Your task: Only lines holding the word "planet" should be copied from the material.

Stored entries
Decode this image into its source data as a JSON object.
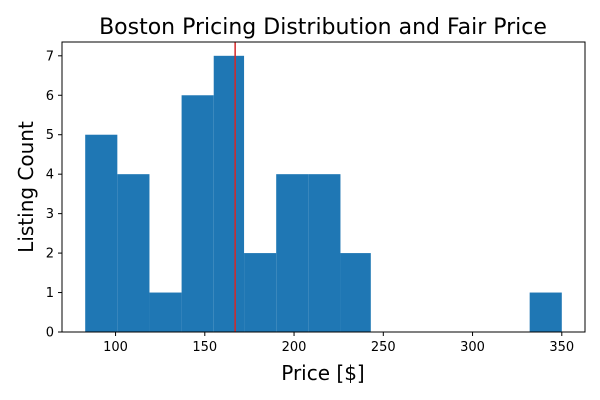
{
  "chart_data": {
    "type": "histogram",
    "title": "Boston Pricing Distribution and Fair Price",
    "xlabel": "Price [$]",
    "ylabel": "Listing Count",
    "xlim": [
      70,
      363
    ],
    "ylim": [
      0,
      7.35
    ],
    "x_ticks": [
      100,
      150,
      200,
      250,
      300,
      350
    ],
    "y_ticks": [
      0,
      1,
      2,
      3,
      4,
      5,
      6,
      7
    ],
    "bins": [
      {
        "start": 83,
        "end": 101,
        "count": 5
      },
      {
        "start": 101,
        "end": 119,
        "count": 4
      },
      {
        "start": 119,
        "end": 137,
        "count": 1
      },
      {
        "start": 137,
        "end": 155,
        "count": 6
      },
      {
        "start": 155,
        "end": 172,
        "count": 7
      },
      {
        "start": 172,
        "end": 190,
        "count": 2
      },
      {
        "start": 190,
        "end": 208,
        "count": 4
      },
      {
        "start": 208,
        "end": 226,
        "count": 4
      },
      {
        "start": 226,
        "end": 243,
        "count": 2
      },
      {
        "start": 243,
        "end": 261,
        "count": 0
      },
      {
        "start": 261,
        "end": 279,
        "count": 0
      },
      {
        "start": 279,
        "end": 297,
        "count": 0
      },
      {
        "start": 297,
        "end": 314,
        "count": 0
      },
      {
        "start": 314,
        "end": 332,
        "count": 0
      },
      {
        "start": 332,
        "end": 350,
        "count": 1
      }
    ],
    "fair_price": 167,
    "bar_color": "#1f77b4",
    "fair_price_color": "#d62728",
    "grid": false,
    "legend": "none"
  }
}
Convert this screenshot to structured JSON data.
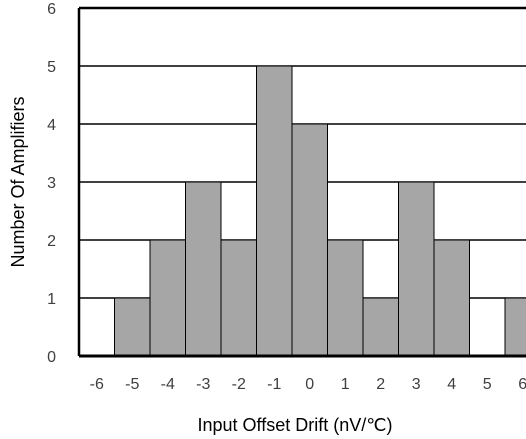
{
  "chart_data": {
    "type": "bar",
    "title": "",
    "xlabel": "Input Offset Drift (nV/℃)",
    "ylabel": "Number Of Amplifiers",
    "categories": [
      "-6",
      "-5",
      "-4",
      "-3",
      "-2",
      "-1",
      "0",
      "1",
      "2",
      "3",
      "4",
      "5",
      "6"
    ],
    "values": [
      0,
      1,
      2,
      3,
      2,
      5,
      4,
      2,
      1,
      3,
      2,
      0,
      1
    ],
    "ylim": [
      0,
      6
    ],
    "yticks": [
      "0",
      "1",
      "2",
      "3",
      "4",
      "5",
      "6"
    ],
    "grid": true,
    "colors": {
      "bar": "#a6a6a6",
      "bar_edge": "#000000",
      "axis": "#000000",
      "grid": "#000000"
    }
  }
}
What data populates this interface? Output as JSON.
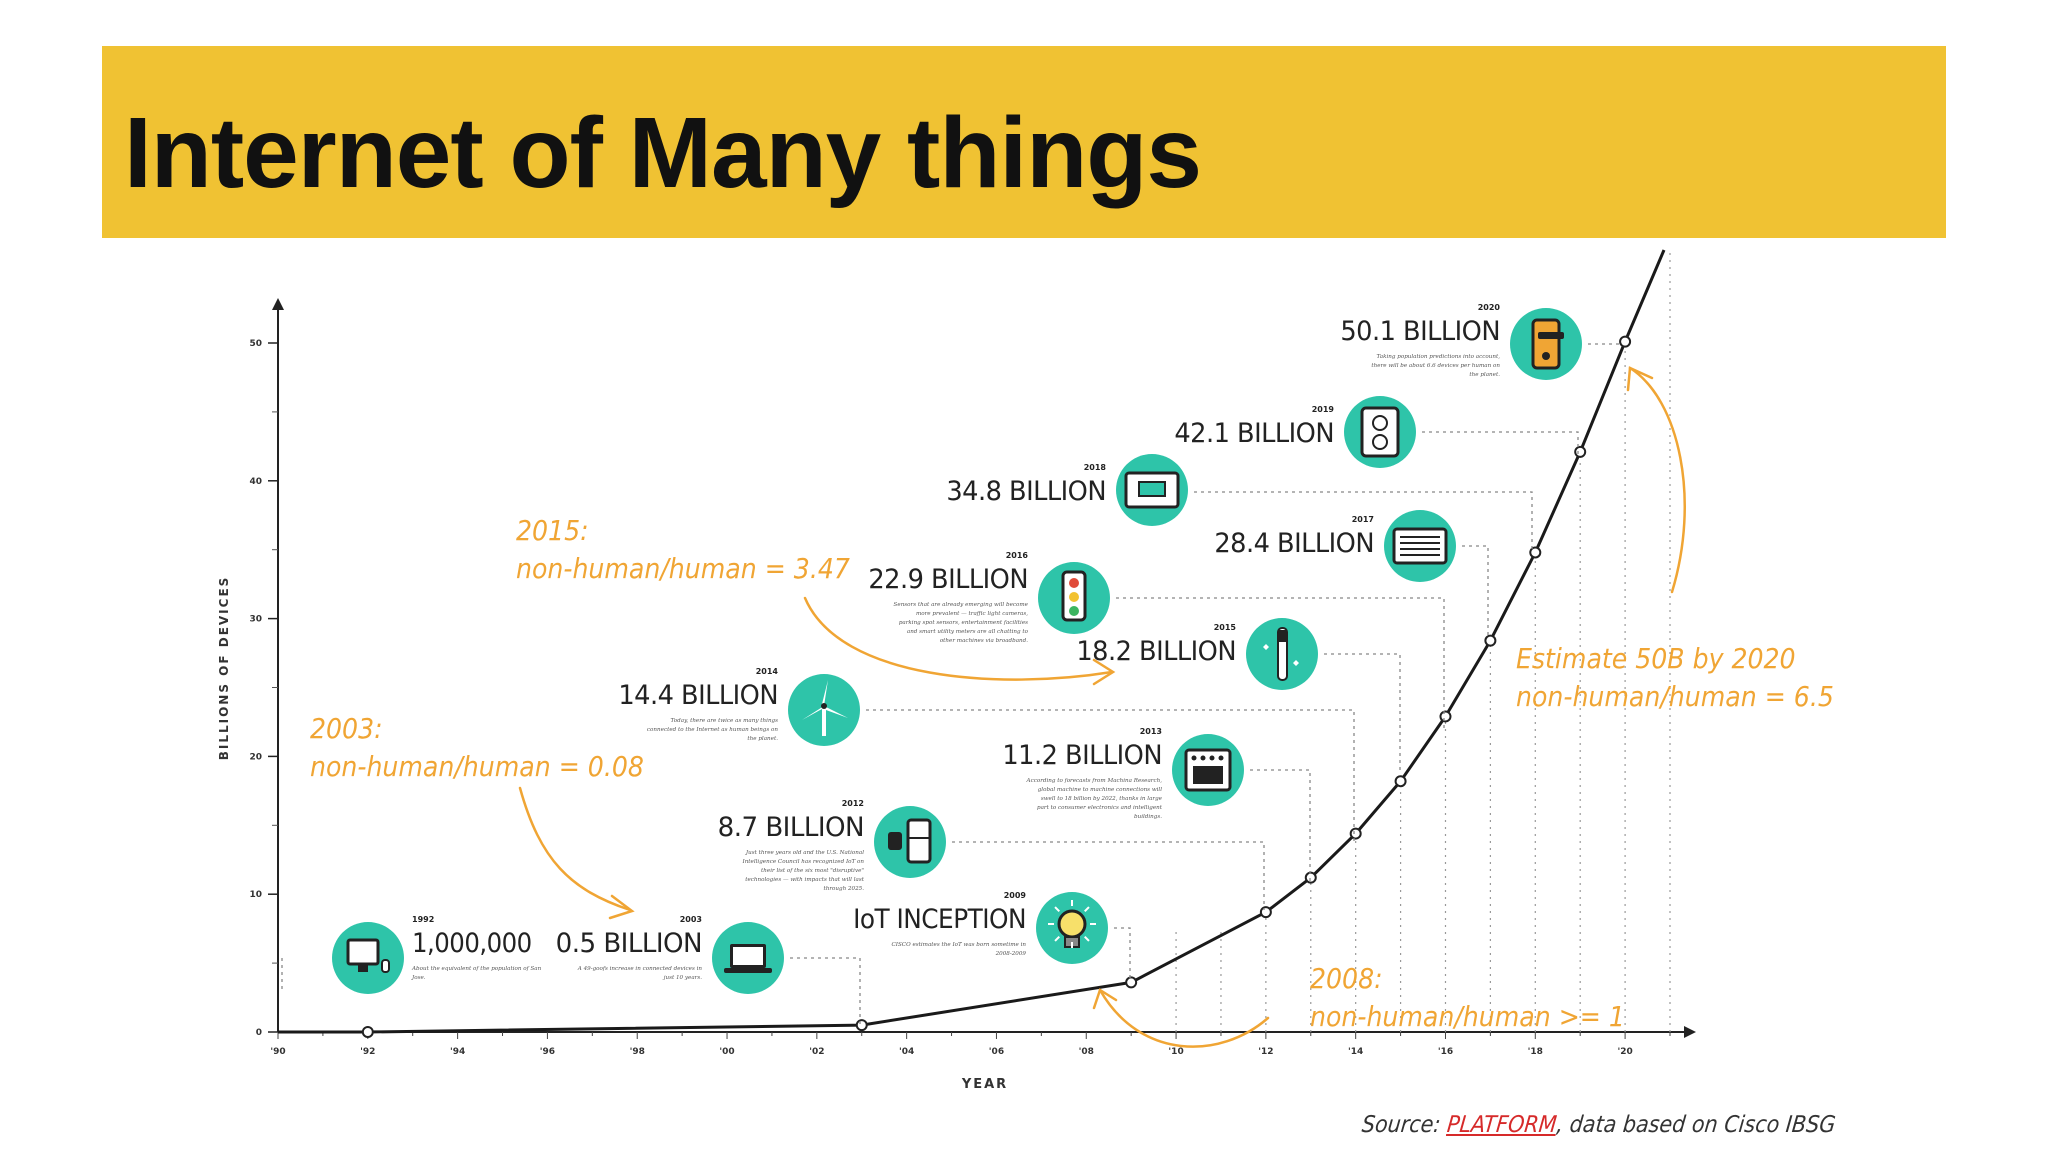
{
  "slide": {
    "title": "Internet of Many things",
    "source_prefix": "Source:",
    "source_link": "PLATFORM",
    "source_suffix": ", data based on Cisco IBSG"
  },
  "colors": {
    "banner": "#f0c233",
    "teal": "#2ec4a9",
    "orange": "#f0a534",
    "line": "#1a1a1a"
  },
  "chart_data": {
    "type": "line",
    "xlabel": "YEAR",
    "ylabel": "BILLIONS OF DEVICES",
    "xlim": [
      1990,
      2021
    ],
    "ylim": [
      0,
      50
    ],
    "x_ticks": [
      "'90",
      "'92",
      "'94",
      "'96",
      "'98",
      "'00",
      "'02",
      "'04",
      "'06",
      "'08",
      "'10",
      "'12",
      "'14",
      "'16",
      "'18",
      "'20"
    ],
    "y_ticks": [
      "0",
      "10",
      "20",
      "30",
      "40",
      "50"
    ],
    "points": [
      {
        "x": 1990,
        "y": 0
      },
      {
        "x": 1992,
        "y": 0.001
      },
      {
        "x": 2003,
        "y": 0.5
      },
      {
        "x": 2009,
        "y": 3.6
      },
      {
        "x": 2012,
        "y": 8.7
      },
      {
        "x": 2013,
        "y": 11.2
      },
      {
        "x": 2014,
        "y": 14.4
      },
      {
        "x": 2015,
        "y": 18.2
      },
      {
        "x": 2016,
        "y": 22.9
      },
      {
        "x": 2017,
        "y": 28.4
      },
      {
        "x": 2018,
        "y": 34.8
      },
      {
        "x": 2019,
        "y": 42.1
      },
      {
        "x": 2020,
        "y": 50.1
      }
    ],
    "milestones": [
      {
        "year": "1992",
        "value": "1,000,000",
        "icon": "computer-icon",
        "note": "About the equivalent of the population of San Jose.",
        "point": 1
      },
      {
        "year": "2003",
        "value": "0.5 BILLION",
        "icon": "laptop-icon",
        "note": "A 49-goofs increase in connected devices in just 10 years.",
        "point": 2
      },
      {
        "year": "2009",
        "value": "IoT INCEPTION",
        "icon": "lightbulb-icon",
        "note": "CISCO estimates the IoT was born sometime in 2008-2009",
        "point": 3
      },
      {
        "year": "2012",
        "value": "8.7 BILLION",
        "icon": "watch-fridge-icon",
        "note": "Just three years old and the U.S. National Intelligence Council has recognized IoT on their list of the six most \"disruptive\" technologies — with impacts that will last through 2025.",
        "point": 4
      },
      {
        "year": "2013",
        "value": "11.2 BILLION",
        "icon": "oven-icon",
        "note": "According to forecasts from Machina Research, global machine to machine connections will swell to 18 billion by 2022, thanks in large part to consumer electronics and intelligent buildings.",
        "point": 5
      },
      {
        "year": "2014",
        "value": "14.4 BILLION",
        "icon": "wind-turbine-icon",
        "note": "Today, there are twice as many things connected to the Internet as human beings on the planet.",
        "point": 6
      },
      {
        "year": "2015",
        "value": "18.2 BILLION",
        "icon": "toothbrush-icon",
        "note": "",
        "point": 7
      },
      {
        "year": "2016",
        "value": "22.9 BILLION",
        "icon": "traffic-light-icon",
        "note": "Sensors that are already emerging will become more prevalent — traffic light cameras, parking spot sensors, entertainment facilities and smart utility meters are all chatting to other machines via broadband.",
        "point": 8
      },
      {
        "year": "2017",
        "value": "28.4 BILLION",
        "icon": "window-unit-icon",
        "note": "",
        "point": 9
      },
      {
        "year": "2018",
        "value": "34.8 BILLION",
        "icon": "thermostat-icon",
        "note": "",
        "point": 10
      },
      {
        "year": "2019",
        "value": "42.1 BILLION",
        "icon": "outlet-icon",
        "note": "",
        "point": 11
      },
      {
        "year": "2020",
        "value": "50.1 BILLION",
        "icon": "door-lock-icon",
        "note": "Taking population predictions into account, there will be about 6.6 devices per human on the planet.",
        "point": 12
      }
    ],
    "annotations": [
      {
        "line1": "2003:",
        "line2": "non-human/human = 0.08"
      },
      {
        "line1": "2015:",
        "line2": "non-human/human = 3.47"
      },
      {
        "line1": "2008:",
        "line2": "non-human/human >= 1"
      },
      {
        "line1": "Estimate 50B by 2020",
        "line2": "non-human/human = 6.5"
      }
    ]
  }
}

Correct answer:
        "note": "Today, there are twice as many things connected to the Internet as human beings on the planet.",
        "note": "Taking population predictions into account, there will be about 6.6 devices per human on the planet.",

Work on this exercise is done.